What is being asked: Give the number of lines that hold the string "JSON". Nothing else is needed.
— start of Exercise inputs —
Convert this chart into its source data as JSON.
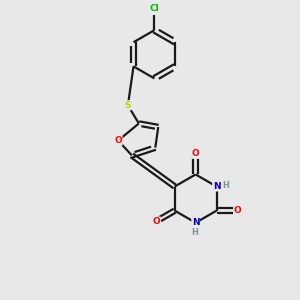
{
  "background_color": "#e8e8e8",
  "bond_color": "#1a1a1a",
  "atom_colors": {
    "O": "#ff0000",
    "N": "#0000cd",
    "S": "#cccc00",
    "Cl": "#00bb00",
    "C": "#1a1a1a",
    "H": "#7a9a9a"
  },
  "lw": 1.6
}
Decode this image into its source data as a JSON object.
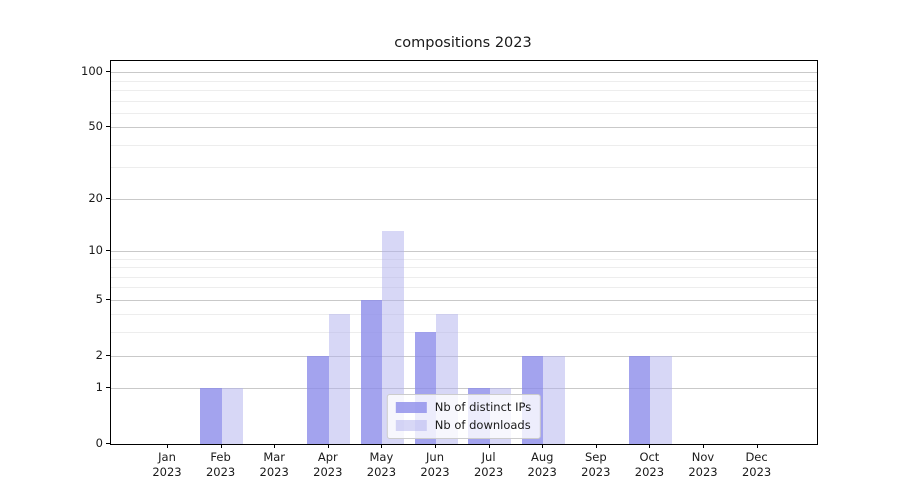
{
  "chart_data": {
    "type": "bar",
    "title": "compositions 2023",
    "categories": [
      "Jan",
      "Feb",
      "Mar",
      "Apr",
      "May",
      "Jun",
      "Jul",
      "Aug",
      "Sep",
      "Oct",
      "Nov",
      "Dec"
    ],
    "category_year": "2023",
    "series": [
      {
        "name": "Nb of distinct IPs",
        "color": "#8c8cea",
        "opacity": 0.8,
        "values": [
          0,
          1,
          0,
          2,
          5,
          3,
          1,
          2,
          0,
          2,
          0,
          0
        ]
      },
      {
        "name": "Nb of downloads",
        "color": "#b0b0ee",
        "opacity": 0.5,
        "values": [
          0,
          1,
          0,
          4,
          13,
          4,
          1,
          2,
          0,
          2,
          0,
          0
        ]
      }
    ],
    "yscale": "log1p",
    "ylim": [
      0,
      115
    ],
    "yticks": [
      0,
      1,
      2,
      5,
      10,
      20,
      50,
      100
    ],
    "minor_yticks": [
      3,
      4,
      6,
      7,
      8,
      9,
      30,
      40,
      60,
      70,
      80,
      90
    ],
    "grid": true,
    "legend_position": "lower center",
    "colors": {
      "grid_major": "#c9c9c9",
      "grid_minor": "#ededed",
      "axis": "#000000",
      "text": "#1a1a1a"
    }
  }
}
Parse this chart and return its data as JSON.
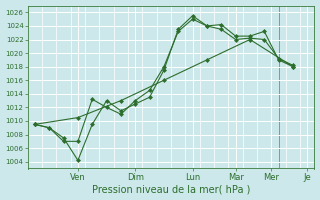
{
  "xlabel": "Pression niveau de la mer( hPa )",
  "background_color": "#cce8ea",
  "grid_color": "#ffffff",
  "line_color": "#2d6e2d",
  "ylim": [
    1003,
    1027
  ],
  "yticks": [
    1004,
    1006,
    1008,
    1010,
    1012,
    1014,
    1016,
    1018,
    1020,
    1022,
    1024,
    1026
  ],
  "series1_x": [
    0,
    1,
    2,
    3,
    4,
    5,
    6,
    7,
    8,
    9,
    10,
    11,
    12,
    13,
    14,
    15,
    16,
    17,
    18
  ],
  "series1_y": [
    1009.5,
    1009.0,
    1007.5,
    1004.2,
    1009.5,
    1013.0,
    1011.5,
    1012.5,
    1013.5,
    1017.5,
    1023.5,
    1025.5,
    1024.0,
    1024.2,
    1022.5,
    1022.5,
    1023.2,
    1019.0,
    1018.0
  ],
  "series2_x": [
    0,
    1,
    2,
    3,
    4,
    5,
    6,
    7,
    8,
    9,
    10,
    11,
    12,
    13,
    14,
    15,
    16,
    17,
    18
  ],
  "series2_y": [
    1009.5,
    1009.0,
    1007.0,
    1007.0,
    1013.2,
    1012.0,
    1011.0,
    1013.0,
    1014.5,
    1018.0,
    1023.2,
    1025.0,
    1024.0,
    1023.5,
    1022.0,
    1022.2,
    1022.0,
    1019.2,
    1018.2
  ],
  "series3_x": [
    0,
    3,
    6,
    9,
    12,
    15,
    18
  ],
  "series3_y": [
    1009.5,
    1010.5,
    1013.0,
    1016.0,
    1019.0,
    1022.0,
    1018.0
  ],
  "xtick_positions": [
    3,
    7,
    11,
    14,
    16.5,
    19
  ],
  "xtick_labels": [
    "Ven",
    "Dim",
    "Lun",
    "Mar",
    "Mer",
    "Je"
  ],
  "xlim": [
    -0.5,
    19.5
  ],
  "vlines": [
    3,
    7,
    11,
    14,
    17
  ]
}
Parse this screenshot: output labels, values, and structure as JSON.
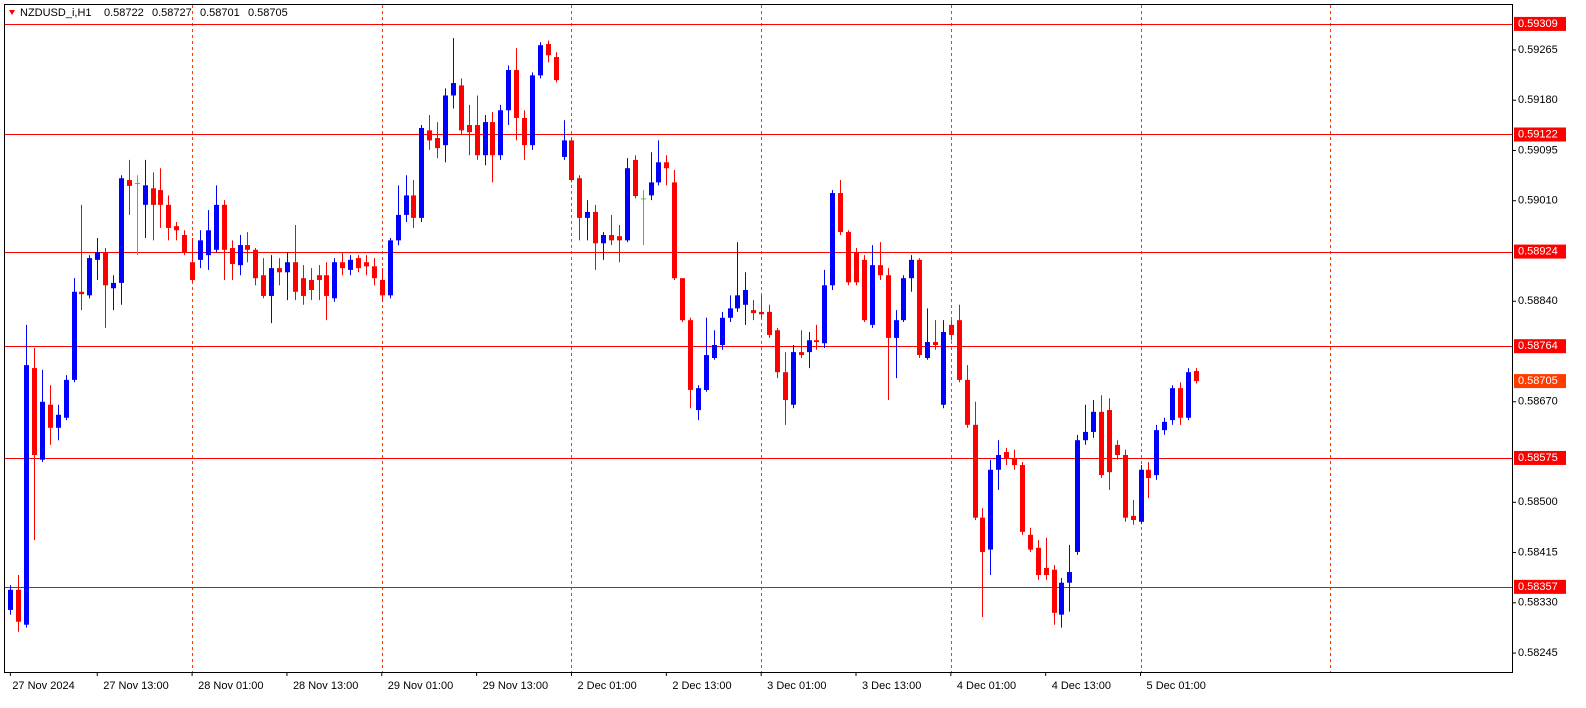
— end of Exercise inputs —
Output for this task: 4